Every line below that mentions the word "Refer" should be copied out.

[START]

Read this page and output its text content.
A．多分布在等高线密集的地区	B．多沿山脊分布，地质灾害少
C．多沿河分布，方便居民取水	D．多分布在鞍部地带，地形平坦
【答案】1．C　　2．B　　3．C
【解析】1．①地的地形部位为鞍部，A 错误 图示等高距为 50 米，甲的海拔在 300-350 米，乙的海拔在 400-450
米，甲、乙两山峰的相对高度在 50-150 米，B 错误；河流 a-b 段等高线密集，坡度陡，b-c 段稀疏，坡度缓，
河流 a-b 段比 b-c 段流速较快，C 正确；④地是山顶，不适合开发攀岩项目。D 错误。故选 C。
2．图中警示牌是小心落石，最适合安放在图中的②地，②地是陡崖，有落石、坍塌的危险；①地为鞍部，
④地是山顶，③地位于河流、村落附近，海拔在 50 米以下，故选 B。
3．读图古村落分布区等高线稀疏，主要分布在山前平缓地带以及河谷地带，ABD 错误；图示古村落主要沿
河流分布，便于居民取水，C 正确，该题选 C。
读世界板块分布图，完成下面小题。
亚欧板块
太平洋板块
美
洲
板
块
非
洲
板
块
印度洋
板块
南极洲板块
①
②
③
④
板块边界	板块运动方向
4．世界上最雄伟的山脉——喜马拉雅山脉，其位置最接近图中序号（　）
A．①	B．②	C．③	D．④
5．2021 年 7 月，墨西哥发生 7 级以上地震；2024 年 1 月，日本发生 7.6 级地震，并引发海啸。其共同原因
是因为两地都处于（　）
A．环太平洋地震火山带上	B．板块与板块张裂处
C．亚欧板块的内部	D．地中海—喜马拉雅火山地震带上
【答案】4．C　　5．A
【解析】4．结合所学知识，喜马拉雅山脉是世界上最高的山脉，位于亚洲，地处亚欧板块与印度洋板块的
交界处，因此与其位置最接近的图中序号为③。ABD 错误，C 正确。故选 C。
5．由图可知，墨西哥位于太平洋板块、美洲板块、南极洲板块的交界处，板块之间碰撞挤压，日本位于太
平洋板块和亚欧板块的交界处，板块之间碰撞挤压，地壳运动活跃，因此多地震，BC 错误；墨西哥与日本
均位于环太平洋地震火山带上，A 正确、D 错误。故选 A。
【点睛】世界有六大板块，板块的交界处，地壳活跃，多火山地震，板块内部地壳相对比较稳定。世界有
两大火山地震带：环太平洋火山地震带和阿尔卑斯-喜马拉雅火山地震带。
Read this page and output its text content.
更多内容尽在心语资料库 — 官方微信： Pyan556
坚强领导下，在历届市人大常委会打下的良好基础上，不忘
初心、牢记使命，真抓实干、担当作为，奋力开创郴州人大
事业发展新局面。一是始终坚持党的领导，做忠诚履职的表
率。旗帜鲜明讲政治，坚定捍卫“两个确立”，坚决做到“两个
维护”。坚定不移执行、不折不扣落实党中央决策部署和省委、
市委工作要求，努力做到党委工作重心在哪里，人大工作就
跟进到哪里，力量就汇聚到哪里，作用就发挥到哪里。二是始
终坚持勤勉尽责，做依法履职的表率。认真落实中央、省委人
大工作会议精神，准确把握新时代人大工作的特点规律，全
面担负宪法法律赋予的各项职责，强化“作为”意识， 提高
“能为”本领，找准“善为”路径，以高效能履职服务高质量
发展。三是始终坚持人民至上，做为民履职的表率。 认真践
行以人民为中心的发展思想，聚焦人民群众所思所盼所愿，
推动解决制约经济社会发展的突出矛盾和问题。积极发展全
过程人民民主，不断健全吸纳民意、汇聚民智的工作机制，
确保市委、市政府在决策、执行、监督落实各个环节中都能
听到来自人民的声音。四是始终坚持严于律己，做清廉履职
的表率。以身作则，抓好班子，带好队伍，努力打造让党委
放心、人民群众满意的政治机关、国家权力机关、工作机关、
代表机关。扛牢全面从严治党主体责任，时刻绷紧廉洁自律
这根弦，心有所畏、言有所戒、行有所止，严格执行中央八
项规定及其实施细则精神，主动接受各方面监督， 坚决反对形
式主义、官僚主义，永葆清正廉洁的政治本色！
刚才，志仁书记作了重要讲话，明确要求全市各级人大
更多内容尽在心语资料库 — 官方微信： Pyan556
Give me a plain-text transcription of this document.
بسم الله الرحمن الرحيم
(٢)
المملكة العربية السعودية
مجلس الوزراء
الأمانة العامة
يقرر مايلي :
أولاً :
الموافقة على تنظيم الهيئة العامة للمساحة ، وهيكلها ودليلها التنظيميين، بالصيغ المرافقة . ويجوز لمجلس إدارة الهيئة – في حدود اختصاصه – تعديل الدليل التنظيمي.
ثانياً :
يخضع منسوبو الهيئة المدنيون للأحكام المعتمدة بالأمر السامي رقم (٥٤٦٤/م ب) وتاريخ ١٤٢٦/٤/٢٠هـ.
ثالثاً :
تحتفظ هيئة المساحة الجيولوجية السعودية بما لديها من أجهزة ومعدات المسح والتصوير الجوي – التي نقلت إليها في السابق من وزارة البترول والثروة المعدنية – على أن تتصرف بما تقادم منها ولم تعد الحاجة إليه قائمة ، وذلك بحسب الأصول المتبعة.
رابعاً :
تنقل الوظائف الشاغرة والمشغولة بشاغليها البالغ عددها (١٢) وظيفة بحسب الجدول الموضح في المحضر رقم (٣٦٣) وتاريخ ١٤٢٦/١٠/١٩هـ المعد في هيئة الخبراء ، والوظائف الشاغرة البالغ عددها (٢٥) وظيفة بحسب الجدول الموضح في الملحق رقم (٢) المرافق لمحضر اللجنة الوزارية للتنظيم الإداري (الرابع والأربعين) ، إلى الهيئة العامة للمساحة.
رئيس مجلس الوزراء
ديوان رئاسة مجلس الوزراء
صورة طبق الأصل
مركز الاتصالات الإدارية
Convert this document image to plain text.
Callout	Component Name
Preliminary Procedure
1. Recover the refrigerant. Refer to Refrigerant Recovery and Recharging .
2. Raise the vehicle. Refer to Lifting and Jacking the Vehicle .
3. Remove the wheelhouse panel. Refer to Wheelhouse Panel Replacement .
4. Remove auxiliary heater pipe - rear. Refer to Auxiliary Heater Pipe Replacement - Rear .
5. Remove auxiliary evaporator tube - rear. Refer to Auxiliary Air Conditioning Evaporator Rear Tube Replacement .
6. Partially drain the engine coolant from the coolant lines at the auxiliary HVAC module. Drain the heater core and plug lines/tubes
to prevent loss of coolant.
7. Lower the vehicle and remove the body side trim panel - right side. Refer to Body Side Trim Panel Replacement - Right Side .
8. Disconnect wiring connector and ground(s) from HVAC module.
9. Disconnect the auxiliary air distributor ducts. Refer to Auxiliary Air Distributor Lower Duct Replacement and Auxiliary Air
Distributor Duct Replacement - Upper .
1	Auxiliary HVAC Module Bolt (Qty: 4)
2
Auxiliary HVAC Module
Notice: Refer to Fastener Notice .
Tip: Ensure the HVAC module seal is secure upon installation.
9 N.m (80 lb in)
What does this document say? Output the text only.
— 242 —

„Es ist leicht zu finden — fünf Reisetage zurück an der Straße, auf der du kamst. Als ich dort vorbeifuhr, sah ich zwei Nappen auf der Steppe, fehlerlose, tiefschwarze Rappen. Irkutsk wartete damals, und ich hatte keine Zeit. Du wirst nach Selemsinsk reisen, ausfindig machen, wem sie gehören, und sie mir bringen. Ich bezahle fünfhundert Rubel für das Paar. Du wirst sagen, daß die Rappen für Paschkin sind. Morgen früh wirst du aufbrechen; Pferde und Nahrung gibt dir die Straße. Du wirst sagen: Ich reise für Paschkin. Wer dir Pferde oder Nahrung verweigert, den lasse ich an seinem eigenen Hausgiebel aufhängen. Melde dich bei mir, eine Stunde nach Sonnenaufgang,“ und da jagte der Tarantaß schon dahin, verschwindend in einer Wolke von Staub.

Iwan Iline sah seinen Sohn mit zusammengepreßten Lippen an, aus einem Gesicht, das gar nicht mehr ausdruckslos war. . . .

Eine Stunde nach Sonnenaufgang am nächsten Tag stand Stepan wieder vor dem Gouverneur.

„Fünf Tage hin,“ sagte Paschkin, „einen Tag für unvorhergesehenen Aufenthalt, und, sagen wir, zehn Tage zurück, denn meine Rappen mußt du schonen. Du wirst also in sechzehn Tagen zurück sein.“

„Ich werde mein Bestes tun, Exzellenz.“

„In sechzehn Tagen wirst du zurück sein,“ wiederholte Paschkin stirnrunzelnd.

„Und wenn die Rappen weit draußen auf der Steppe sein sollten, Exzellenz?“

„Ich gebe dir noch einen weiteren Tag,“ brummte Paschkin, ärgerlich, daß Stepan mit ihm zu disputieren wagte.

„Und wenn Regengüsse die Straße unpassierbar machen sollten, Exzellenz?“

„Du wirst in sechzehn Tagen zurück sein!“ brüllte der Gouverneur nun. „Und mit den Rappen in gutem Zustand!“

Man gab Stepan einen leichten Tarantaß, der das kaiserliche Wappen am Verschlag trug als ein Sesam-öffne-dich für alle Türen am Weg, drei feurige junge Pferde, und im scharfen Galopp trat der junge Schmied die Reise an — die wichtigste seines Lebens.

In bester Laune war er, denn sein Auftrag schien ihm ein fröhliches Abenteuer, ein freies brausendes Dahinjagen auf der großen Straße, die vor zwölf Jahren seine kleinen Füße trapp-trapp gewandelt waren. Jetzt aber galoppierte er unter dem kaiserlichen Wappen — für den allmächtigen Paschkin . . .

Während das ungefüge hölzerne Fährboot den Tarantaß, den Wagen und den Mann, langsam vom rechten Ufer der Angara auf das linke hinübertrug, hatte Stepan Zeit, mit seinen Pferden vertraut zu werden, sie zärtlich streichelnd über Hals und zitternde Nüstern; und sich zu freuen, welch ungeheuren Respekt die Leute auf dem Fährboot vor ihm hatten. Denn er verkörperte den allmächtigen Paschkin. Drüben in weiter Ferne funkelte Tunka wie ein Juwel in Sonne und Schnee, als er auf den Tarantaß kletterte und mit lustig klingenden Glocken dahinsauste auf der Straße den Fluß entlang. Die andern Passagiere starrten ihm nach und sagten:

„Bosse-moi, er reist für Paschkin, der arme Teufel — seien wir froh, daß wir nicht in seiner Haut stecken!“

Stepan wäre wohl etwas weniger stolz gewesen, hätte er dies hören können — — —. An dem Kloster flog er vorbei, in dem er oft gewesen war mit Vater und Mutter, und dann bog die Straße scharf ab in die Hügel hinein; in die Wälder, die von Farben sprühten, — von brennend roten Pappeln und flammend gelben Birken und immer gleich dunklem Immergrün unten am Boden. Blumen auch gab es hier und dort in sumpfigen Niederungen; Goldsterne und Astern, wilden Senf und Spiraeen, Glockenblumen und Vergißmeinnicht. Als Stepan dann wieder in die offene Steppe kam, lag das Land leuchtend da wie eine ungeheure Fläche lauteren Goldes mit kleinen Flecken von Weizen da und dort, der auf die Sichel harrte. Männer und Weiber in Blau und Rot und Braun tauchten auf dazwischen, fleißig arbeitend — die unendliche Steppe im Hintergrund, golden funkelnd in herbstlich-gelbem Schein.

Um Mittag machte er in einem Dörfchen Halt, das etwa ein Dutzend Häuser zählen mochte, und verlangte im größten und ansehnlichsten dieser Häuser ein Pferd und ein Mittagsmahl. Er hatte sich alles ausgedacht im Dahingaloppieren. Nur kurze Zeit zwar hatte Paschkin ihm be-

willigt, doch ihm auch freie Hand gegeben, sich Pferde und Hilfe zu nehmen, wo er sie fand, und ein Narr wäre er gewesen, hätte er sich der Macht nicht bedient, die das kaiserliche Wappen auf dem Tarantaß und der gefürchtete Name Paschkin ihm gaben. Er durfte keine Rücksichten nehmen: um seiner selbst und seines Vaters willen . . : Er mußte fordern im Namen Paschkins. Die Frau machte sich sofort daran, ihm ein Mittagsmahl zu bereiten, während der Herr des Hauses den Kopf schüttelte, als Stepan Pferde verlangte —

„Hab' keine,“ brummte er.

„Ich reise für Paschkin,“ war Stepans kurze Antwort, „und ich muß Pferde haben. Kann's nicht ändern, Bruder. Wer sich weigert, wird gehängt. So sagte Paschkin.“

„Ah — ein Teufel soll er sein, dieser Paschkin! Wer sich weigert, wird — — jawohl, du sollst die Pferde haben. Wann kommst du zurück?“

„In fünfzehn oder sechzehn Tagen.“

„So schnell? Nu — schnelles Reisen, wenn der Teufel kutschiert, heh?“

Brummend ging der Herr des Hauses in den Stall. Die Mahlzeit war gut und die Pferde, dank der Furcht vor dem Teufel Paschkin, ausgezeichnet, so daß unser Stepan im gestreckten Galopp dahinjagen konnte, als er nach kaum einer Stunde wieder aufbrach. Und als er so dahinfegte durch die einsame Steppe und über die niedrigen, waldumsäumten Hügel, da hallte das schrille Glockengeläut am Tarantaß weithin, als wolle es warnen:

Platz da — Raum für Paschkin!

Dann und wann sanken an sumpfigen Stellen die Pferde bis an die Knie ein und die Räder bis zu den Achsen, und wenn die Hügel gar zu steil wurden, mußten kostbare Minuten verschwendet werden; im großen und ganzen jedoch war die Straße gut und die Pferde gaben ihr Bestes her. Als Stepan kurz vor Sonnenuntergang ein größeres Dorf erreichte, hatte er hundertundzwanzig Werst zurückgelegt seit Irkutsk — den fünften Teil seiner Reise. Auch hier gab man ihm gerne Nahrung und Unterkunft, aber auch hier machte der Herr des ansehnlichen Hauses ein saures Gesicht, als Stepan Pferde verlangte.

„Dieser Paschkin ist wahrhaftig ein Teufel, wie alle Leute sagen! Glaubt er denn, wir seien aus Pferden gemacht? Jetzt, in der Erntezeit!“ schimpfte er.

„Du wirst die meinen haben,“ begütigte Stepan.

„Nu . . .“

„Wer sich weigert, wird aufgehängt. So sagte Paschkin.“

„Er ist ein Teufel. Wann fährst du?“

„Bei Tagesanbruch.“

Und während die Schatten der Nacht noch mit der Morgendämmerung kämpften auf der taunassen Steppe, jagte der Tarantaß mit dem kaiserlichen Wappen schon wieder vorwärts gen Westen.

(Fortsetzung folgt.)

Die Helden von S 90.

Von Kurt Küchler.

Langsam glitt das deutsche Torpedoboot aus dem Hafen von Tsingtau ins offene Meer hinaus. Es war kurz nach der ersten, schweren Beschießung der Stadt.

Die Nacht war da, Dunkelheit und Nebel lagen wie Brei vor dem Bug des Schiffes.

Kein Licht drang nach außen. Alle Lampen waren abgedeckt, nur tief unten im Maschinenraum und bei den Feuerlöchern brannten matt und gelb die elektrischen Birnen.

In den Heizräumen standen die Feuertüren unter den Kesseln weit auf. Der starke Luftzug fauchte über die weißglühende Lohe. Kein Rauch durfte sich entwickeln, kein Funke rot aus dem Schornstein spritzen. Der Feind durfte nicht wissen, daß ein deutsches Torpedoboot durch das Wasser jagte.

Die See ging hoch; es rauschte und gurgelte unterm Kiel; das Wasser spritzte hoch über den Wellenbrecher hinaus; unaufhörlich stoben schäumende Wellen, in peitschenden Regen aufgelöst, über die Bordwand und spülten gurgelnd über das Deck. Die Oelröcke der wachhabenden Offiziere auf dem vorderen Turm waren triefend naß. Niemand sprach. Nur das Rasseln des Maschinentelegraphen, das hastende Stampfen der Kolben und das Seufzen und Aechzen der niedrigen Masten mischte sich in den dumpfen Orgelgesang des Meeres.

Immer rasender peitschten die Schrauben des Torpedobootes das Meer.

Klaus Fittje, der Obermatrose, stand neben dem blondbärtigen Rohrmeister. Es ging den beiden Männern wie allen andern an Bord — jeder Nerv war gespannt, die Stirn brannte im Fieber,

[END]

**Task response:**
1. Recover the refrigerant. Refer to Refrigerant Recovery and Recharging .
2. Raise the vehicle. Refer to Lifting and Jacking the Vehicle .
3. Remove the wheelhouse panel. Refer to Wheelhouse Panel Replacement .
4. Remove auxiliary heater pipe - rear. Refer to Auxiliary Heater Pipe Replacement - Rear .
5. Remove auxiliary evaporator tube - rear. Refer to Auxiliary Air Conditioning Evaporator Rear Tube Replacement .
7. Lower the vehicle and remove the body side trim panel - right side. Refer to Body Side Trim Panel Replacement - Right Side .
9. Disconnect the auxiliary air distributor ducts. Refer to Auxiliary Air Distributor Lower Duct Replacement and Auxiliary Air
Notice: Refer to Fastener Notice .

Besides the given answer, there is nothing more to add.